→ Problem statement
Provide the data again in its entirety, exactly as given.

::: Entries supplied

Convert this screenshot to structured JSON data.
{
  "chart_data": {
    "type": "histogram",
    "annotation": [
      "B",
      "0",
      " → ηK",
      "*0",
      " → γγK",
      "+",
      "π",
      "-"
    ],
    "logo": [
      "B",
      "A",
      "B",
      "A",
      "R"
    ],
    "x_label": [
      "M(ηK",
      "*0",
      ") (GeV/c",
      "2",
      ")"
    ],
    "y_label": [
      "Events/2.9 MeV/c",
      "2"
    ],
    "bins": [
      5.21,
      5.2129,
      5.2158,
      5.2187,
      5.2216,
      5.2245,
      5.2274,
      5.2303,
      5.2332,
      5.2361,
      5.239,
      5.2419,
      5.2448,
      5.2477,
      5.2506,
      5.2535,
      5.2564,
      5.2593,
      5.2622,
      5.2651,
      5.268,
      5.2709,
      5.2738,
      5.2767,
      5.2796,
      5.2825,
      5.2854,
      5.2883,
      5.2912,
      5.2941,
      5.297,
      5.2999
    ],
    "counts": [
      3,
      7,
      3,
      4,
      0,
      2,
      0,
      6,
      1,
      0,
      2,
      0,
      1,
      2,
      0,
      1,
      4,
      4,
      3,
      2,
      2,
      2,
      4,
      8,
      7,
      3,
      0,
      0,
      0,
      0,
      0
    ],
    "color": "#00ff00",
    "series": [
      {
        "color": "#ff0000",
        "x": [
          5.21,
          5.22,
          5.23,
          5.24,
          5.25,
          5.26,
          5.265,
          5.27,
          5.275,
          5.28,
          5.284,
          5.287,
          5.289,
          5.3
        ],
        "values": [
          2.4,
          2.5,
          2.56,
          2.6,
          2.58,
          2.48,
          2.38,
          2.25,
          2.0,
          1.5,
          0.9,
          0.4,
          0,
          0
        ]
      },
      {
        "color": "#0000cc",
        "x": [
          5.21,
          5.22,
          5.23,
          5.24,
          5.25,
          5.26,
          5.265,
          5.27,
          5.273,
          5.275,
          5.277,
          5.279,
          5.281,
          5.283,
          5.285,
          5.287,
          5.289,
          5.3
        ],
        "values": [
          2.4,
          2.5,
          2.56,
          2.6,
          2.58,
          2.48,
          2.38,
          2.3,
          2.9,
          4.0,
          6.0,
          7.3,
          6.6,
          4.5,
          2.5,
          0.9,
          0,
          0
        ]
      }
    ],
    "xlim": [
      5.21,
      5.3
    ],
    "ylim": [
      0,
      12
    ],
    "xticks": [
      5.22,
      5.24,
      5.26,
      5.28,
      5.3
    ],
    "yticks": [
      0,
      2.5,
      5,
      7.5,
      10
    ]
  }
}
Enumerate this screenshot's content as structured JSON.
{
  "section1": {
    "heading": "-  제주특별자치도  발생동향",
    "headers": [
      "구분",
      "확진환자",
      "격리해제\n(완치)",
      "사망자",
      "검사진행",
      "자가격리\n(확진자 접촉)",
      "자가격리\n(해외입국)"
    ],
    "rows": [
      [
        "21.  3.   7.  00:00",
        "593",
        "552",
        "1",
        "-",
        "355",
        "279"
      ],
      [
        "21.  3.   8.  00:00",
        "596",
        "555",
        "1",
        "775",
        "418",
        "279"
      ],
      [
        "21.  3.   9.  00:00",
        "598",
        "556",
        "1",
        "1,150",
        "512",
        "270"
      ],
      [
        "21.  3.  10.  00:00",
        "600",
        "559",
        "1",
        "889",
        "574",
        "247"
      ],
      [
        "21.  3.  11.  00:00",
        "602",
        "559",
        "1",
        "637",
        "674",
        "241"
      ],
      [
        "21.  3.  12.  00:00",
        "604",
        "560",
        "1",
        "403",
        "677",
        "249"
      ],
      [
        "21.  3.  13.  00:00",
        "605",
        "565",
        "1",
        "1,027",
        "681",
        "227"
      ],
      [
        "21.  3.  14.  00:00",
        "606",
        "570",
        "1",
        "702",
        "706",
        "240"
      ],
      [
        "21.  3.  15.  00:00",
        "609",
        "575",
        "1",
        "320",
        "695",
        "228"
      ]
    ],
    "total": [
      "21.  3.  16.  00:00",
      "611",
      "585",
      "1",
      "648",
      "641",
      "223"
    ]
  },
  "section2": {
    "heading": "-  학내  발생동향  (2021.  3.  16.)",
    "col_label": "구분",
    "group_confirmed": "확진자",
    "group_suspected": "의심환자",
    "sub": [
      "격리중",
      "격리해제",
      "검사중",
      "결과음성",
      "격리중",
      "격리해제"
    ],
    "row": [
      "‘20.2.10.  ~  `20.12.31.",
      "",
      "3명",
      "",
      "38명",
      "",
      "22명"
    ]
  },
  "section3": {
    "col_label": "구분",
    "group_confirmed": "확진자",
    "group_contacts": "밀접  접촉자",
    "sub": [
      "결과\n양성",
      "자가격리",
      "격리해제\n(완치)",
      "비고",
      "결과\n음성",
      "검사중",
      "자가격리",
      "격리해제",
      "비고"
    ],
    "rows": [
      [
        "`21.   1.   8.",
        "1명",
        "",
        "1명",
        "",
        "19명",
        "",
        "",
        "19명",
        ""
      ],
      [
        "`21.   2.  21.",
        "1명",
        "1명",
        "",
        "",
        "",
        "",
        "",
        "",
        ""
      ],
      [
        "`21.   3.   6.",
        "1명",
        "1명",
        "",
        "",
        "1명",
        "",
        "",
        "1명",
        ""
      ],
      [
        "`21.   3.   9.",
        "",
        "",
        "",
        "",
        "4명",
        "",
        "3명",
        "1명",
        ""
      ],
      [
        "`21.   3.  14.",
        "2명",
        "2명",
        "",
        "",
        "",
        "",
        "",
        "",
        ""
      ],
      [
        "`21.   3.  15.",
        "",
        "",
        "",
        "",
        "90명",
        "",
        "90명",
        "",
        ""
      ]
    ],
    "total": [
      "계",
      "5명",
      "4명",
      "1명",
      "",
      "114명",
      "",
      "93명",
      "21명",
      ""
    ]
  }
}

::::::

→ Exercise response
Convert this screenshot to structured JSON data.
{
  "chart_data": {
    "type": "histogram",
    "annotation": [
      "B",
      "0",
      " → ηK",
      "*0",
      " → γγK",
      "+",
      "π",
      "-"
    ],
    "logo": [
      "B",
      "A",
      "B",
      "A",
      "R"
    ],
    "x_label": [
      "M(ηK",
      "*0",
      ") (GeV/c",
      "2",
      ")"
    ],
    "y_label": [
      "Events/2.9 MeV/c",
      "2"
    ],
    "bins": [
      5.21,
      5.2129,
      5.2158,
      5.2187,
      5.2216,
      5.2245,
      5.2274,
      5.2303,
      5.2332,
      5.2361,
      5.239,
      5.2419,
      5.2448,
      5.2477,
      5.2506,
      5.2535,
      5.2564,
      5.2593,
      5.2622,
      5.2651,
      5.268,
      5.2709,
      5.2738,
      5.2767,
      5.2796,
      5.2825,
      5.2854,
      5.2883,
      5.2912,
      5.2941,
      5.297,
      5.2999
    ],
    "counts": [
      3,
      7,
      3,
      4,
      0,
      2,
      0,
      6,
      1,
      0,
      2,
      0,
      1,
      2,
      0,
      1,
      4,
      4,
      3,
      2,
      2,
      2,
      4,
      8,
      7,
      3,
      0,
      0,
      0,
      0,
      0
    ],
    "color": "#00ff00",
    "series": [
      {
        "color": "#ff0000",
        "x": [
          5.21,
          5.22,
          5.23,
          5.24,
          5.25,
          5.26,
          5.265,
          5.27,
          5.275,
          5.28,
          5.284,
          5.287,
          5.289,
          5.3
        ],
        "values": [
          2.4,
          2.5,
          2.56,
          2.6,
          2.58,
          2.48,
          2.38,
          2.25,
          2.0,
          1.5,
          0.9,
          0.4,
          0,
          0
        ]
      },
      {
        "color": "#0000cc",
        "x": [
          5.21,
          5.22,
          5.23,
          5.24,
          5.25,
          5.26,
          5.265,
          5.27,
          5.273,
          5.275,
          5.277,
          5.279,
          5.281,
          5.283,
          5.285,
          5.287,
          5.289,
          5.3
        ],
        "values": [
          2.4,
          2.5,
          2.56,
          2.6,
          2.58,
          2.48,
          2.38,
          2.3,
          2.9,
          4.0,
          6.0,
          7.3,
          6.6,
          4.5,
          2.5,
          0.9,
          0,
          0
        ]
      }
    ],
    "xlim": [
      5.21,
      5.3
    ],
    "ylim": [
      0,
      12
    ],
    "xticks": [
      5.22,
      5.24,
      5.26,
      5.28,
      5.3
    ],
    "yticks": [
      0,
      2.5,
      5,
      7.5,
      10
    ]
  }
}
Enumerate this screenshot's content as structured JSON.
{
  "section1": {
    "heading": "-  제주특별자치도  발생동향",
    "headers": [
      "구분",
      "확진환자",
      "격리해제\n(완치)",
      "사망자",
      "검사진행",
      "자가격리\n(확진자 접촉)",
      "자가격리\n(해외입국)"
    ],
    "rows": [
      [
        "21.  3.   7.  00:00",
        "593",
        "552",
        "1",
        "-",
        "355",
        "279"
      ],
      [
        "21.  3.   8.  00:00",
        "596",
        "555",
        "1",
        "775",
        "418",
        "279"
      ],
      [
        "21.  3.   9.  00:00",
        "598",
        "556",
        "1",
        "1,150",
        "512",
        "270"
      ],
      [
        "21.  3.  10.  00:00",
        "600",
        "559",
        "1",
        "889",
        "574",
        "247"
      ],
      [
        "21.  3.  11.  00:00",
        "602",
        "559",
        "1",
        "637",
        "674",
        "241"
      ],
      [
        "21.  3.  12.  00:00",
        "604",
        "560",
        "1",
        "403",
        "677",
        "249"
      ],
      [
        "21.  3.  13.  00:00",
        "605",
        "565",
        "1",
        "1,027",
        "681",
        "227"
      ],
      [
        "21.  3.  14.  00:00",
        "606",
        "570",
        "1",
        "702",
        "706",
        "240"
      ],
      [
        "21.  3.  15.  00:00",
        "609",
        "575",
        "1",
        "320",
        "695",
        "228"
      ]
    ],
    "total": [
      "21.  3.  16.  00:00",
      "611",
      "585",
      "1",
      "648",
      "641",
      "223"
    ]
  },
  "section2": {
    "heading": "-  학내  발생동향  (2021.  3.  16.)",
    "col_label": "구분",
    "group_confirmed": "확진자",
    "group_suspected": "의심환자",
    "sub": [
      "격리중",
      "격리해제",
      "검사중",
      "결과음성",
      "격리중",
      "격리해제"
    ],
    "row": [
      "‘20.2.10.  ~  `20.12.31.",
      "",
      "3명",
      "",
      "38명",
      "",
      "22명"
    ]
  },
  "section3": {
    "col_label": "구분",
    "group_confirmed": "확진자",
    "group_contacts": "밀접  접촉자",
    "sub": [
      "결과\n양성",
      "자가격리",
      "격리해제\n(완치)",
      "비고",
      "결과\n음성",
      "검사중",
      "자가격리",
      "격리해제",
      "비고"
    ],
    "rows": [
      [
        "`21.   1.   8.",
        "1명",
        "",
        "1명",
        "",
        "19명",
        "",
        "",
        "19명",
        ""
      ],
      [
        "`21.   2.  21.",
        "1명",
        "1명",
        "",
        "",
        "",
        "",
        "",
        "",
        ""
      ],
      [
        "`21.   3.   6.",
        "1명",
        "1명",
        "",
        "",
        "1명",
        "",
        "",
        "1명",
        ""
      ],
      [
        "`21.   3.   9.",
        "",
        "",
        "",
        "",
        "4명",
        "",
        "3명",
        "1명",
        ""
      ],
      [
        "`21.   3.  14.",
        "2명",
        "2명",
        "",
        "",
        "",
        "",
        "",
        "",
        ""
      ],
      [
        "`21.   3.  15.",
        "",
        "",
        "",
        "",
        "90명",
        "",
        "90명",
        "",
        ""
      ]
    ],
    "total": [
      "계",
      "5명",
      "4명",
      "1명",
      "",
      "114명",
      "",
      "93명",
      "21명",
      ""
    ]
  }
}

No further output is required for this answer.